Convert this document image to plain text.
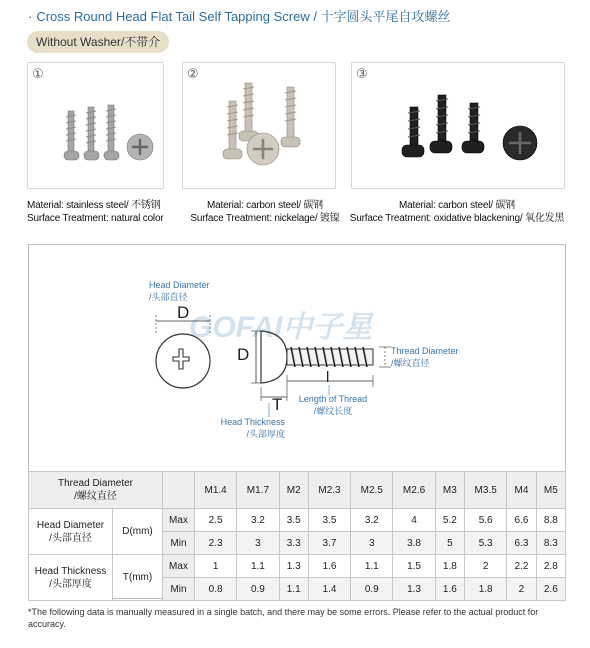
· Cross Round Head Flat Tail Self Tapping Screw / 十字圆头平尾自攻螺丝
Without Washer/不带介
①	②	③
Material: stainless steel/ 不锈钢
Surface Treatment: natural color
Material: carbon steel/ 碳钢
Surface Treatment: nickelage/ 镀镍
Material: carbon steel/ 碳钢
Surface Treatment: oxidative blackening/ 氧化发黑
GOFAI中子星
Head Diameter
/头部直径
D
D
T
l
Thread Diameter
/螺纹直径
Length of Thread
/螺纹长度
Head Thickness
/头部厚度
Thread Diameter
/螺纹直径			M1.4	M1.7	M2	M2.3	M2.5	M2.6	M3	M3.5	M4	M5

Head Diameter
/头部直径	D(mm)	Max	2.5	3.2	3.5	3.5	3.2	4	5.2	5.6	6.6	8.8
		Min	2.3	3	3.3	3.7	3	3.8	5	5.3	6.3	8.3

Head Thickness
/头部厚度	T(mm)	Max	1	1.1	1.3	1.6	1.1	1.5	1.8	2	2.2	2.8
		Min	0.8	0.9	1.1	1.4	0.9	1.3	1.6	1.8	2	2.6
*The following data is manually measured in a single batch, and there may be some errors. Please refer to the actual product for accuracy.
+++
> _Requirement_: From the listing above, print every entry precisely and drop the pictures.

> _Output of the exercise_:
Convert this document image to plain text.
· Cross Round Head Flat Tail Self Tapping Screw / 十字圆头平尾自攻螺丝
Without Washer/不带介
①	②	③
Material: stainless steel/ 不锈钢
Surface Treatment: natural color
Material: carbon steel/ 碳钢
Surface Treatment: nickelage/ 镀镍
Material: carbon steel/ 碳钢
Surface Treatment: oxidative blackening/ 氧化发黑
GOFAI中子星
Head Diameter
/头部直径
D
D
T
l
Thread Diameter
/螺纹直径
Length of Thread
/螺纹长度
Head Thickness
/头部厚度
Thread Diameter
/螺纹直径			M1.4	M1.7	M2	M2.3	M2.5	M2.6	M3	M3.5	M4	M5

Head Diameter
/头部直径	D(mm)	Max	2.5	3.2	3.5	3.5	3.2	4	5.2	5.6	6.6	8.8
		Min	2.3	3	3.3	3.7	3	3.8	5	5.3	6.3	8.3

Head Thickness
/头部厚度	T(mm)	Max	1	1.1	1.3	1.6	1.1	1.5	1.8	2	2.2	2.8
		Min	0.8	0.9	1.1	1.4	0.9	1.3	1.6	1.8	2	2.6
*The following data is manually measured in a single batch, and there may be some errors. Please refer to the actual product for accuracy.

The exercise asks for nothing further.